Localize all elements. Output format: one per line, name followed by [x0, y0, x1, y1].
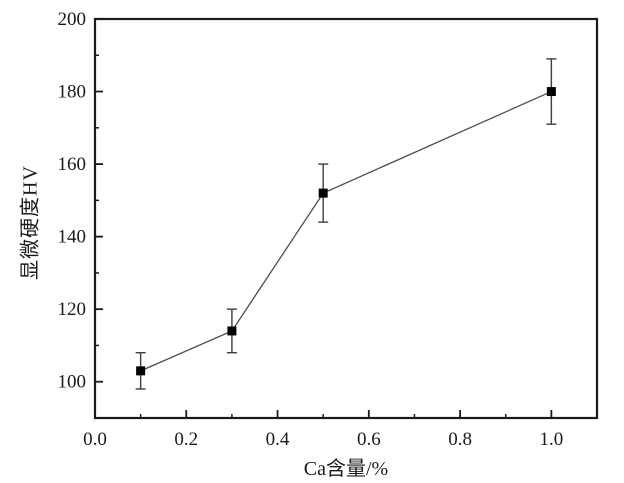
data-point-marker: [136, 366, 146, 376]
data-point-marker: [318, 188, 328, 198]
x-tick-label: 0.8: [448, 429, 472, 450]
x-tick-label: 0.6: [357, 429, 381, 450]
data-point-marker: [227, 326, 237, 336]
y-tick-label: 160: [58, 154, 87, 175]
y-tick-label: 180: [58, 82, 87, 103]
x-tick-label: 0.0: [83, 429, 107, 450]
y-tick-label: 140: [58, 227, 87, 248]
y-tick-label: 200: [58, 9, 87, 30]
x-tick-label: 1.0: [539, 429, 563, 450]
plot-frame: [93, 17, 599, 420]
x-axis-label: Ca含量/%: [303, 458, 389, 480]
x-tick-label: 0.4: [266, 429, 290, 450]
y-axis-label: 显微硬度HV: [19, 165, 42, 280]
y-tick-label: 120: [58, 299, 87, 320]
x-tick-label: 0.2: [174, 429, 198, 450]
data-point-marker: [546, 87, 556, 97]
data-line: [140, 90, 552, 372]
y-tick-label: 100: [58, 372, 87, 393]
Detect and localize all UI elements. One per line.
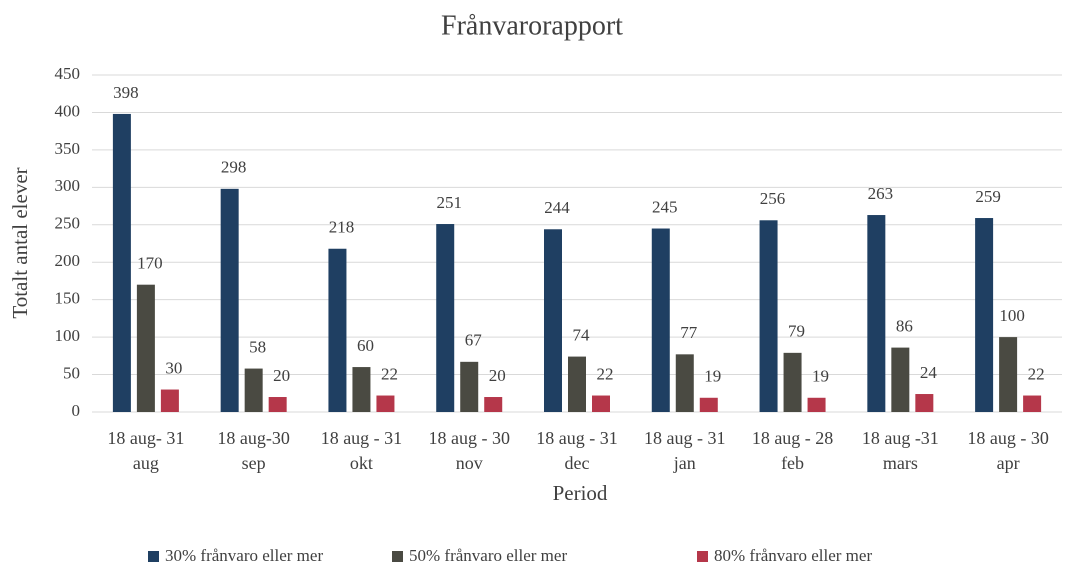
bar bbox=[568, 356, 586, 412]
y-tick-label: 200 bbox=[55, 251, 81, 270]
y-tick-label: 150 bbox=[55, 289, 81, 308]
x-tick-label: aug bbox=[133, 453, 159, 473]
chart-title: Frånvarorapport bbox=[441, 10, 623, 41]
y-tick-label: 100 bbox=[55, 326, 81, 345]
legend-swatch bbox=[148, 551, 159, 562]
bar bbox=[136, 284, 155, 412]
data-label: 251 bbox=[436, 193, 462, 212]
y-tick-label: 450 bbox=[55, 64, 81, 83]
y-axis-label: Totalt antal elever bbox=[8, 167, 32, 318]
data-label: 398 bbox=[113, 83, 139, 102]
x-tick-label: 18 aug - 31 bbox=[536, 428, 617, 448]
legend-label: 50% frånvaro eller mer bbox=[409, 546, 567, 565]
data-label: 19 bbox=[704, 367, 721, 386]
data-label: 244 bbox=[544, 198, 570, 217]
x-tick-label: 18 aug- 31 bbox=[107, 428, 184, 448]
bar bbox=[592, 395, 610, 412]
bar bbox=[376, 395, 395, 412]
x-tick-label: apr bbox=[997, 453, 1020, 473]
data-label: 259 bbox=[975, 187, 1001, 206]
bar bbox=[484, 397, 503, 412]
data-label: 100 bbox=[999, 306, 1025, 325]
legend-label: 80% frånvaro eller mer bbox=[714, 546, 872, 565]
data-label: 170 bbox=[137, 254, 163, 273]
x-tick-label: 18 aug - 31 bbox=[644, 428, 725, 448]
data-label: 86 bbox=[896, 317, 913, 336]
data-label: 218 bbox=[329, 218, 355, 237]
x-tick-label: feb bbox=[781, 453, 804, 473]
x-tick-label: nov bbox=[456, 453, 483, 473]
data-label: 256 bbox=[760, 189, 786, 208]
data-label: 245 bbox=[652, 197, 678, 216]
bar bbox=[436, 224, 455, 412]
y-tick-label: 400 bbox=[55, 101, 81, 120]
data-label: 77 bbox=[680, 323, 698, 342]
bar bbox=[783, 352, 802, 412]
x-tick-label: 18 aug-30 bbox=[217, 428, 289, 448]
legend-swatch bbox=[697, 551, 708, 562]
data-label: 30 bbox=[165, 358, 182, 377]
bar bbox=[975, 218, 994, 412]
data-label: 19 bbox=[812, 367, 829, 386]
data-label: 22 bbox=[381, 364, 398, 383]
data-label: 60 bbox=[357, 336, 374, 355]
data-label: 298 bbox=[221, 158, 247, 177]
bar bbox=[160, 389, 179, 412]
bar bbox=[352, 367, 371, 412]
legend-label: 30% frånvaro eller mer bbox=[165, 546, 323, 565]
y-tick-label: 300 bbox=[55, 176, 81, 195]
bar bbox=[915, 394, 934, 412]
data-label: 263 bbox=[868, 184, 894, 203]
y-tick-label: 50 bbox=[63, 363, 80, 382]
x-tick-label: okt bbox=[350, 453, 373, 473]
bar bbox=[807, 397, 826, 412]
x-tick-label: 18 aug - 30 bbox=[428, 428, 509, 448]
x-tick-label: 18 aug - 31 bbox=[321, 428, 402, 448]
bar bbox=[544, 229, 562, 412]
data-label: 58 bbox=[249, 337, 266, 356]
bar bbox=[1023, 395, 1042, 412]
data-label: 24 bbox=[920, 363, 938, 382]
x-tick-label: 18 aug - 28 bbox=[752, 428, 833, 448]
x-tick-label: sep bbox=[242, 453, 266, 473]
bar bbox=[999, 337, 1018, 412]
bar bbox=[699, 397, 718, 412]
bar bbox=[867, 215, 886, 412]
y-tick-label: 250 bbox=[55, 214, 81, 233]
data-label: 79 bbox=[788, 322, 805, 341]
y-tick-label: 0 bbox=[72, 401, 81, 420]
data-label: 74 bbox=[573, 325, 591, 344]
legend-swatch bbox=[392, 551, 403, 562]
data-label: 67 bbox=[465, 331, 483, 350]
x-axis-label: Period bbox=[553, 481, 608, 505]
bar bbox=[268, 397, 287, 412]
x-tick-label: mars bbox=[883, 453, 918, 473]
bar bbox=[244, 368, 263, 412]
data-label: 22 bbox=[597, 364, 614, 383]
data-label: 20 bbox=[489, 366, 506, 385]
bar bbox=[651, 228, 670, 412]
x-tick-label: dec bbox=[565, 453, 590, 473]
bar bbox=[675, 354, 694, 412]
bar bbox=[891, 347, 910, 412]
data-label: 22 bbox=[1028, 364, 1045, 383]
bar bbox=[220, 188, 239, 412]
bar bbox=[328, 248, 347, 412]
data-label: 20 bbox=[273, 366, 290, 385]
bar bbox=[460, 361, 479, 412]
x-tick-label: 18 aug -31 bbox=[862, 428, 939, 448]
bar bbox=[112, 113, 131, 412]
x-tick-label: 18 aug - 30 bbox=[967, 428, 1048, 448]
bar bbox=[759, 220, 778, 412]
x-tick-label: jan bbox=[673, 453, 696, 473]
y-tick-label: 350 bbox=[55, 139, 81, 158]
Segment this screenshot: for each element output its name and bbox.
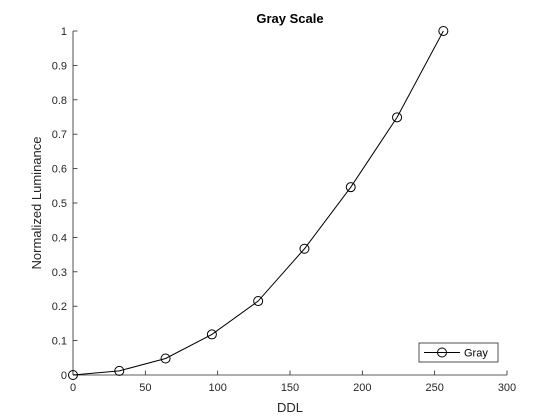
data-point bbox=[206, 329, 217, 340]
y-tick-label: 0.4 bbox=[52, 232, 67, 244]
data-point bbox=[345, 182, 356, 193]
y-tick-label: 0.7 bbox=[52, 129, 67, 141]
x-tick-label: 150 bbox=[281, 382, 299, 394]
data-point bbox=[68, 370, 78, 380]
x-tick-label: 0 bbox=[70, 382, 76, 394]
y-tick-label: 1 bbox=[61, 26, 67, 38]
plot-area bbox=[73, 31, 507, 375]
data-point bbox=[160, 353, 171, 364]
y-tick-label: 0.8 bbox=[52, 95, 67, 107]
y-tick-label: 0 bbox=[61, 370, 67, 382]
data-point bbox=[253, 296, 264, 307]
ticks: 0 50 100 150 200 250 300 0 0.1 0.2 0.3 0.4 0.5 0.6 0.7… bbox=[52, 26, 516, 394]
y-tick-label: 0.2 bbox=[52, 301, 67, 313]
legend-marker bbox=[437, 347, 447, 358]
y-tick-label: 0.9 bbox=[52, 60, 67, 72]
x-tick-label: 50 bbox=[139, 382, 151, 394]
legend: Gray bbox=[418, 342, 499, 363]
x-tick-label: 250 bbox=[425, 382, 443, 394]
y-tick-label: 0.5 bbox=[52, 198, 67, 210]
series-layer bbox=[68, 26, 449, 380]
x-tick-label: 300 bbox=[498, 382, 516, 394]
data-point bbox=[438, 26, 449, 36]
y-tick-label: 0.1 bbox=[52, 336, 67, 348]
y-tick-label: 0.3 bbox=[52, 267, 67, 279]
data-point bbox=[392, 112, 403, 123]
data-point bbox=[299, 243, 310, 254]
x-axis-label: DDL bbox=[277, 400, 303, 415]
x-tick-label: 100 bbox=[208, 382, 226, 394]
y-axis-label: Normalized Luminance bbox=[29, 137, 44, 270]
legend-entry-gray: Gray bbox=[464, 348, 488, 360]
x-tick-label: 200 bbox=[353, 382, 371, 394]
chart-title: Gray Scale bbox=[256, 11, 323, 26]
series-line-gray bbox=[72, 30, 444, 376]
data-point bbox=[114, 365, 125, 376]
y-tick-label: 0.6 bbox=[52, 164, 67, 176]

○ ○ ○ ○ ○

GOAL -> Rewrite the material as a numbered list, running from the line with "data-point-marker: [136, 366, 146, 376]" up to and including the line with "Detect and localize". Omit any blank lines.

FULL RESPONSE ->
1. data-point-marker: [136, 366, 146, 376]
2. data-point-marker: [318, 188, 328, 198]
3. x-tick-label: 0.8: [448, 429, 472, 450]
4. x-tick-label: 0.6: [357, 429, 381, 450]
5. data-point-marker: [227, 326, 237, 336]
6. y-tick-label: 160: [58, 154, 87, 175]
7. y-tick-label: 180: [58, 82, 87, 103]
8. x-tick-label: 0.0: [83, 429, 107, 450]
9. y-tick-label: 140: [58, 227, 87, 248]
10. y-tick-label: 200: [58, 9, 87, 30]
11. x-tick-label: 1.0: [539, 429, 563, 450]
12. plot-frame: [93, 17, 599, 420]
13. x-axis-label: Ca含量/%: [303, 458, 389, 480]
14. x-tick-label: 0.4: [266, 429, 290, 450]
15. y-axis-label: 显微硬度HV: [19, 165, 42, 280]
16. y-tick-label: 120: [58, 299, 87, 320]
17. x-tick-label: 0.2: [174, 429, 198, 450]
18. data-point-marker: [546, 87, 556, 97]
19. data-line: [140, 90, 552, 372]
20. y-tick-label: 100: [58, 372, 87, 393]
21. Detect and localize all UI elements. One per line.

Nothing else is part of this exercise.